- [TASK]
Restate the entries below verbatim.
▼
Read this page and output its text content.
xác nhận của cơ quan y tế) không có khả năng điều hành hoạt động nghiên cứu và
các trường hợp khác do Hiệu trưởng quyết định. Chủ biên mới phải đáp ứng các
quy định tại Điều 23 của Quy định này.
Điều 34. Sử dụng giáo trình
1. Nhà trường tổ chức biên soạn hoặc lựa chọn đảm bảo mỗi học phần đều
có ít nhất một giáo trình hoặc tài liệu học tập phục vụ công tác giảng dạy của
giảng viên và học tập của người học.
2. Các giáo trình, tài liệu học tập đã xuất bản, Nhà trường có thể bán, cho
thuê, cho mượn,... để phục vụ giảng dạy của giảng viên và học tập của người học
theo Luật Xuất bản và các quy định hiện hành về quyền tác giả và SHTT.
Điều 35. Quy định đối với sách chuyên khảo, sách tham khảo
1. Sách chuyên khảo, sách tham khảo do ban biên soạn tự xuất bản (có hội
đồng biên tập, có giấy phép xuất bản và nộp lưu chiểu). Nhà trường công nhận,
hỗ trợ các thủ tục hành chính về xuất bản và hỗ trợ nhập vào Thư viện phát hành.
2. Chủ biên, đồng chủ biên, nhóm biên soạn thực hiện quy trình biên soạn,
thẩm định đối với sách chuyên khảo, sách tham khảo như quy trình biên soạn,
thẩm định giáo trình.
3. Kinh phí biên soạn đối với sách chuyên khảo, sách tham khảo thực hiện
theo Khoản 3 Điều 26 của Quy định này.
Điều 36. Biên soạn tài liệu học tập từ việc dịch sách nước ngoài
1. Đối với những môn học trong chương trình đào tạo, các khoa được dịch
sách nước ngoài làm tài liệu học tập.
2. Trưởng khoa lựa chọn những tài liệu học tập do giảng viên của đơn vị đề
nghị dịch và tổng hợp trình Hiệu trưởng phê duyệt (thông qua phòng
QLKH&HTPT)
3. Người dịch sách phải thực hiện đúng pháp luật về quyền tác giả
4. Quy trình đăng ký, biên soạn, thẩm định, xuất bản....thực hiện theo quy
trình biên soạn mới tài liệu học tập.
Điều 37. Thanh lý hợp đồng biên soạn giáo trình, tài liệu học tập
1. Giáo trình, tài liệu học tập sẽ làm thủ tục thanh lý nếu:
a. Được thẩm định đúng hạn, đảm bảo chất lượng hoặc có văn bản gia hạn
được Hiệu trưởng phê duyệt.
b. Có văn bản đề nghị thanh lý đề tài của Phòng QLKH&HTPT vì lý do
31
▲
- [WRITTEN SOLUTION]
Read this page and output its text content.
xác nhận của cơ quan y tế) không có khả năng điều hành hoạt động nghiên cứu và
các trường hợp khác do Hiệu trưởng quyết định. Chủ biên mới phải đáp ứng các
quy định tại Điều 23 của Quy định này.
Điều 34. Sử dụng giáo trình
1. Nhà trường tổ chức biên soạn hoặc lựa chọn đảm bảo mỗi học phần đều
có ít nhất một giáo trình hoặc tài liệu học tập phục vụ công tác giảng dạy của
giảng viên và học tập của người học.
2. Các giáo trình, tài liệu học tập đã xuất bản, Nhà trường có thể bán, cho
thuê, cho mượn,... để phục vụ giảng dạy của giảng viên và học tập của người học
theo Luật Xuất bản và các quy định hiện hành về quyền tác giả và SHTT.
Điều 35. Quy định đối với sách chuyên khảo, sách tham khảo
1. Sách chuyên khảo, sách tham khảo do ban biên soạn tự xuất bản (có hội
đồng biên tập, có giấy phép xuất bản và nộp lưu chiểu). Nhà trường công nhận,
hỗ trợ các thủ tục hành chính về xuất bản và hỗ trợ nhập vào Thư viện phát hành.
2. Chủ biên, đồng chủ biên, nhóm biên soạn thực hiện quy trình biên soạn,
thẩm định đối với sách chuyên khảo, sách tham khảo như quy trình biên soạn,
thẩm định giáo trình.
3. Kinh phí biên soạn đối với sách chuyên khảo, sách tham khảo thực hiện
theo Khoản 3 Điều 26 của Quy định này.
Điều 36. Biên soạn tài liệu học tập từ việc dịch sách nước ngoài
1. Đối với những môn học trong chương trình đào tạo, các khoa được dịch
sách nước ngoài làm tài liệu học tập.
2. Trưởng khoa lựa chọn những tài liệu học tập do giảng viên của đơn vị đề
nghị dịch và tổng hợp trình Hiệu trưởng phê duyệt (thông qua phòng
QLKH&HTPT)
3. Người dịch sách phải thực hiện đúng pháp luật về quyền tác giả
4. Quy trình đăng ký, biên soạn, thẩm định, xuất bản....thực hiện theo quy
trình biên soạn mới tài liệu học tập.
Điều 37. Thanh lý hợp đồng biên soạn giáo trình, tài liệu học tập
1. Giáo trình, tài liệu học tập sẽ làm thủ tục thanh lý nếu:
a. Được thẩm định đúng hạn, đảm bảo chất lượng hoặc có văn bản gia hạn
được Hiệu trưởng phê duyệt.
b. Có văn bản đề nghị thanh lý đề tài của Phòng QLKH&HTPT vì lý do
31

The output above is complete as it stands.